### EXERCISE INSTRUCTIONS
Give the listing below again in full, exactly as written.

+++ PROVIDED DATA +++

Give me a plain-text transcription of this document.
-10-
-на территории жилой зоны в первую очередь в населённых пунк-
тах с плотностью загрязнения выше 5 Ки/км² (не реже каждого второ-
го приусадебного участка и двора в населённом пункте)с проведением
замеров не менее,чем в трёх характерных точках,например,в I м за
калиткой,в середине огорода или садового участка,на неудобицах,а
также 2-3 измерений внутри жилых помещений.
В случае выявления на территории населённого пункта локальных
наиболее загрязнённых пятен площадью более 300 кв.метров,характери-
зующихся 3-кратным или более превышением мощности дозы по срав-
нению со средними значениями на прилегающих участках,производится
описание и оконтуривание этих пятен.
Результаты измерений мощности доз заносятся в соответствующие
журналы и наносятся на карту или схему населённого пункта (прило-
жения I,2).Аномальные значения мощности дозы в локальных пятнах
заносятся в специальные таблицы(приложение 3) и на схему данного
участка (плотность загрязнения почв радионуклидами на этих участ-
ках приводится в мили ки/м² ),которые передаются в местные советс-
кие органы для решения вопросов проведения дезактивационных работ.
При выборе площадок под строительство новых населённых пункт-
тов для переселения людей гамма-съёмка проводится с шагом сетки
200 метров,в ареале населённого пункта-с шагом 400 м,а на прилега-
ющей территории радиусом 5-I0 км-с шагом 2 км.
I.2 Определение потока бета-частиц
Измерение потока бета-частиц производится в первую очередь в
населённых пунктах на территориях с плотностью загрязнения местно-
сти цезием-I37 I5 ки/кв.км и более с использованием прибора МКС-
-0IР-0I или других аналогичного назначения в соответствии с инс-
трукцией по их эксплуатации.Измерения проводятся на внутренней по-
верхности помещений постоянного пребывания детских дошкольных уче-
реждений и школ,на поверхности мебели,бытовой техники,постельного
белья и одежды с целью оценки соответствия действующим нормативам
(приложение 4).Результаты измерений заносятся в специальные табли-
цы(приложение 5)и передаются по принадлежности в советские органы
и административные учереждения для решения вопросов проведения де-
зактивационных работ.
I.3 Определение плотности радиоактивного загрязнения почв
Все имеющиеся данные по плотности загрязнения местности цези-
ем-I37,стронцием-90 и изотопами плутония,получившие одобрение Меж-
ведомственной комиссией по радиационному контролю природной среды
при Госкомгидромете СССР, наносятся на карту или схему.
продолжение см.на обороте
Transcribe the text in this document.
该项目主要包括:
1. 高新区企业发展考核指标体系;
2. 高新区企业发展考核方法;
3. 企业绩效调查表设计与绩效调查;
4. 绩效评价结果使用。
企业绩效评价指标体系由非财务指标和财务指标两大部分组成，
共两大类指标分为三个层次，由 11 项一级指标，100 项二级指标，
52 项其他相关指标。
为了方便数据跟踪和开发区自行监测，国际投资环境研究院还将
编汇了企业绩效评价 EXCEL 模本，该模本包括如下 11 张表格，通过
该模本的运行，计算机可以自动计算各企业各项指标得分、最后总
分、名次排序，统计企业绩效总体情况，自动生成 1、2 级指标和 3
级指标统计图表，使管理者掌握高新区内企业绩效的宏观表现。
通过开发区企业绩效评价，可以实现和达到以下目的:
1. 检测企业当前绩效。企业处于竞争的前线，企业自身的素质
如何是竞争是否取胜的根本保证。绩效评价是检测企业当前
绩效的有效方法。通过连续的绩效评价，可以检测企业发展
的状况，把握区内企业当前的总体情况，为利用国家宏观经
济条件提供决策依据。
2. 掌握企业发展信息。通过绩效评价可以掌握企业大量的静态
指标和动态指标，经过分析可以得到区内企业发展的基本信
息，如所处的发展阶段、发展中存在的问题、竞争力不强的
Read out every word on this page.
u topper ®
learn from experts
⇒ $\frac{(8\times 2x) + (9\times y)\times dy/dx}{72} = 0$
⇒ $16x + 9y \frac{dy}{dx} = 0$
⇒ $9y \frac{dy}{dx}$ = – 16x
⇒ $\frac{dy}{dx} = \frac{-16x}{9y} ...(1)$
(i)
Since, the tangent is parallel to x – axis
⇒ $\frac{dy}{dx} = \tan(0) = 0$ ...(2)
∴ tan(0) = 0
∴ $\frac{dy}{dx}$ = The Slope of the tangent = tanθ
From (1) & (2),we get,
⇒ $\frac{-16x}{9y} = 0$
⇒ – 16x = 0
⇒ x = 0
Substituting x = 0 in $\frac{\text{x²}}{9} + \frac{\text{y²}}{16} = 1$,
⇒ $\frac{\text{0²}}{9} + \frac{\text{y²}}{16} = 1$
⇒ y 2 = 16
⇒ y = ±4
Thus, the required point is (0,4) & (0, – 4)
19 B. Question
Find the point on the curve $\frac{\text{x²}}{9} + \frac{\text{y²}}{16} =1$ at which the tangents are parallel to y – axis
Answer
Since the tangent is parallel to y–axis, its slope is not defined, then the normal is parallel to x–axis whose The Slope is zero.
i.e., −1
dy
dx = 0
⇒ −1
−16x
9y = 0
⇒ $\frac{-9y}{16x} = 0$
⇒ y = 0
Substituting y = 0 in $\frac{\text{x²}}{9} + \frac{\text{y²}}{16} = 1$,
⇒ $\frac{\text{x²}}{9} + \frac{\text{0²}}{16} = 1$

+++

### REPLY TO THE TASK
Give me a plain-text transcription of this document.
-10-
-на территории жилой зоны в первую очередь в населённых пунк-
тах с плотностью загрязнения выше 5 Ки/км² (не реже каждого второ-
го приусадебного участка и двора в населённом пункте)с проведением
замеров не менее,чем в трёх характерных точках,например,в I м за
калиткой,в середине огорода или садового участка,на неудобицах,а
также 2-3 измерений внутри жилых помещений.
В случае выявления на территории населённого пункта локальных
наиболее загрязнённых пятен площадью более 300 кв.метров,характери-
зующихся 3-кратным или более превышением мощности дозы по срав-
нению со средними значениями на прилегающих участках,производится
описание и оконтуривание этих пятен.
Результаты измерений мощности доз заносятся в соответствующие
журналы и наносятся на карту или схему населённого пункта (прило-
жения I,2).Аномальные значения мощности дозы в локальных пятнах
заносятся в специальные таблицы(приложение 3) и на схему данного
участка (плотность загрязнения почв радионуклидами на этих участ-
ках приводится в мили ки/м² ),которые передаются в местные советс-
кие органы для решения вопросов проведения дезактивационных работ.
При выборе площадок под строительство новых населённых пункт-
тов для переселения людей гамма-съёмка проводится с шагом сетки
200 метров,в ареале населённого пункта-с шагом 400 м,а на прилега-
ющей территории радиусом 5-I0 км-с шагом 2 км.
I.2 Определение потока бета-частиц
Измерение потока бета-частиц производится в первую очередь в
населённых пунктах на территориях с плотностью загрязнения местно-
сти цезием-I37 I5 ки/кв.км и более с использованием прибора МКС-
-0IР-0I или других аналогичного назначения в соответствии с инс-
трукцией по их эксплуатации.Измерения проводятся на внутренней по-
верхности помещений постоянного пребывания детских дошкольных уче-
реждений и школ,на поверхности мебели,бытовой техники,постельного
белья и одежды с целью оценки соответствия действующим нормативам
(приложение 4).Результаты измерений заносятся в специальные табли-
цы(приложение 5)и передаются по принадлежности в советские органы
и административные учереждения для решения вопросов проведения де-
зактивационных работ.
I.3 Определение плотности радиоактивного загрязнения почв
Все имеющиеся данные по плотности загрязнения местности цези-
ем-I37,стронцием-90 и изотопами плутония,получившие одобрение Меж-
ведомственной комиссией по радиационному контролю природной среды
при Госкомгидромете СССР, наносятся на карту или схему.
продолжение см.на обороте
Transcribe the text in this document.
该项目主要包括:
1. 高新区企业发展考核指标体系;
2. 高新区企业发展考核方法;
3. 企业绩效调查表设计与绩效调查;
4. 绩效评价结果使用。
企业绩效评价指标体系由非财务指标和财务指标两大部分组成，
共两大类指标分为三个层次，由 11 项一级指标，100 项二级指标，
52 项其他相关指标。
为了方便数据跟踪和开发区自行监测，国际投资环境研究院还将
编汇了企业绩效评价 EXCEL 模本，该模本包括如下 11 张表格，通过
该模本的运行，计算机可以自动计算各企业各项指标得分、最后总
分、名次排序，统计企业绩效总体情况，自动生成 1、2 级指标和 3
级指标统计图表，使管理者掌握高新区内企业绩效的宏观表现。
通过开发区企业绩效评价，可以实现和达到以下目的:
1. 检测企业当前绩效。企业处于竞争的前线，企业自身的素质
如何是竞争是否取胜的根本保证。绩效评价是检测企业当前
绩效的有效方法。通过连续的绩效评价，可以检测企业发展
的状况，把握区内企业当前的总体情况，为利用国家宏观经
济条件提供决策依据。
2. 掌握企业发展信息。通过绩效评价可以掌握企业大量的静态
指标和动态指标，经过分析可以得到区内企业发展的基本信
息，如所处的发展阶段、发展中存在的问题、竞争力不强的
Read out every word on this page.
u topper ®
learn from experts
⇒ $\frac{(8\times 2x) + (9\times y)\times dy/dx}{72} = 0$
⇒ $16x + 9y \frac{dy}{dx} = 0$
⇒ $9y \frac{dy}{dx}$ = – 16x
⇒ $\frac{dy}{dx} = \frac{-16x}{9y} ...(1)$
(i)
Since, the tangent is parallel to x – axis
⇒ $\frac{dy}{dx} = \tan(0) = 0$ ...(2)
∴ tan(0) = 0
∴ $\frac{dy}{dx}$ = The Slope of the tangent = tanθ
From (1) & (2),we get,
⇒ $\frac{-16x}{9y} = 0$
⇒ – 16x = 0
⇒ x = 0
Substituting x = 0 in $\frac{\text{x²}}{9} + \frac{\text{y²}}{16} = 1$,
⇒ $\frac{\text{0²}}{9} + \frac{\text{y²}}{16} = 1$
⇒ y 2 = 16
⇒ y = ±4
Thus, the required point is (0,4) & (0, – 4)
19 B. Question
Find the point on the curve $\frac{\text{x²}}{9} + \frac{\text{y²}}{16} =1$ at which the tangents are parallel to y – axis
Answer
Since the tangent is parallel to y–axis, its slope is not defined, then the normal is parallel to x–axis whose The Slope is zero.
i.e., −1
dy
dx = 0
⇒ −1
−16x
9y = 0
⇒ $\frac{-9y}{16x} = 0$
⇒ y = 0
Substituting y = 0 in $\frac{\text{x²}}{9} + \frac{\text{y²}}{16} = 1$,
⇒ $\frac{\text{x²}}{9} + \frac{\text{0²}}{16} = 1$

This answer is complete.